» **Instructions for the task**: Locate the lines of the listing below that hold "ʃɛlvz", then copy each of them.

╭──

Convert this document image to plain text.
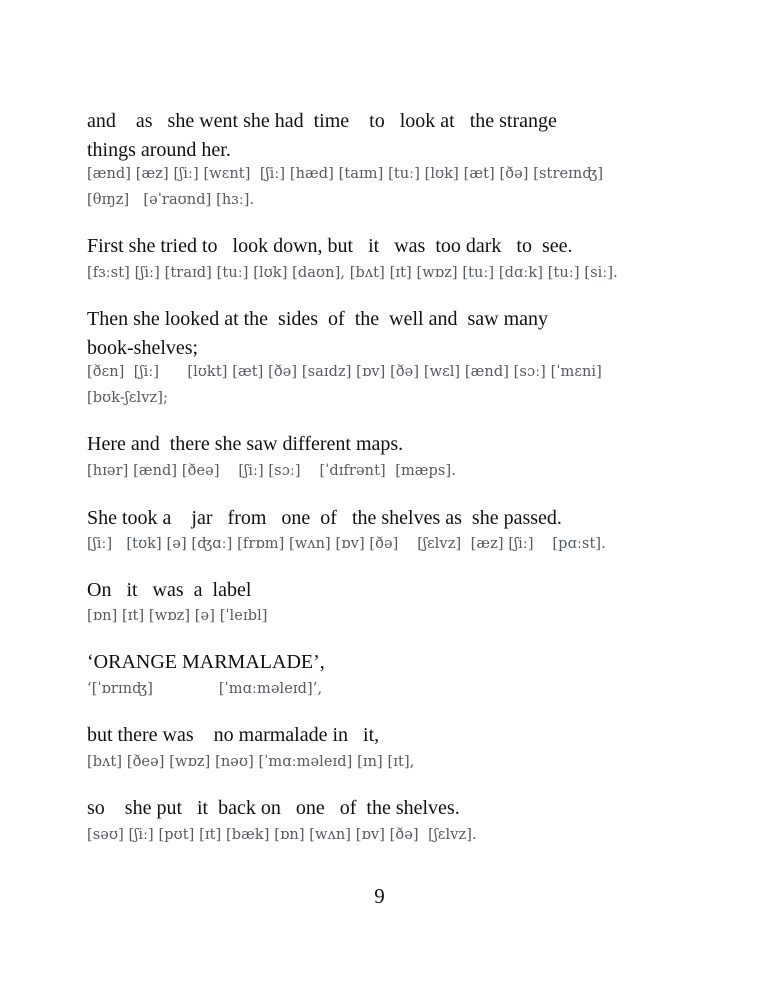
and    as   she went she had  time    to   look at   the strange
things around her.
[ænd] [æz] [ʃiː] [wɛnt]  [ʃiː] [hæd] [taɪm] [tuː] [lʊk] [æt] [ðə] [streɪnʤ]
[θɪŋz]   [əˈraʊnd] [hɜː].
First she tried to   look down, but   it   was  too dark   to  see.
[fɜːst] [ʃiː] [traɪd] [tuː] [lʊk] [daʊn], [bʌt] [ɪt] [wɒz] [tuː] [dɑːk] [tuː] [siː].
Then she looked at the  sides  of  the  well and  saw many
book-shelves;
[ðɛn]  [ʃiː]      [lʊkt] [æt] [ðə] [saɪdz] [ɒv] [ðə] [wɛl] [ænd] [sɔː] [ˈmɛni]
[bʊk-ʃɛlvz];
Here and  there she saw different maps.
[hɪər] [ænd] [ðeə]    [ʃiː] [sɔː]    [ˈdɪfrənt]  [mæps].
She took a    jar   from   one  of   the shelves as  she passed.
[ʃiː]   [tʊk] [ə] [ʤɑː] [frɒm] [wʌn] [ɒv] [ðə]    [ʃɛlvz]  [æz] [ʃiː]    [pɑːst].
On   it   was  a  label
[ɒn] [ɪt] [wɒz] [ə] [ˈleɪbl]
‘ORANGE MARMALADE’,
‘[ˈɒrɪnʤ]              [ˈmɑːməleɪd]’,
but there was    no marmalade in   it,
[bʌt] [ðeə] [wɒz] [nəʊ] [ˈmɑːməleɪd] [ɪn] [ɪt],
so    she put   it  back on   one   of  the shelves.
[səʊ] [ʃiː] [pʊt] [ɪt] [bæk] [ɒn] [wʌn] [ɒv] [ðə]  [ʃɛlvz].
9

╰──

» **The completed task**:
[bʊk-ʃɛlvz];
[ʃiː]   [tʊk] [ə] [ʤɑː] [frɒm] [wʌn] [ɒv] [ðə]    [ʃɛlvz]  [æz] [ʃiː]    [pɑːst].
[səʊ] [ʃiː] [pʊt] [ɪt] [bæk] [ɒn] [wʌn] [ɒv] [ðə]  [ʃɛlvz].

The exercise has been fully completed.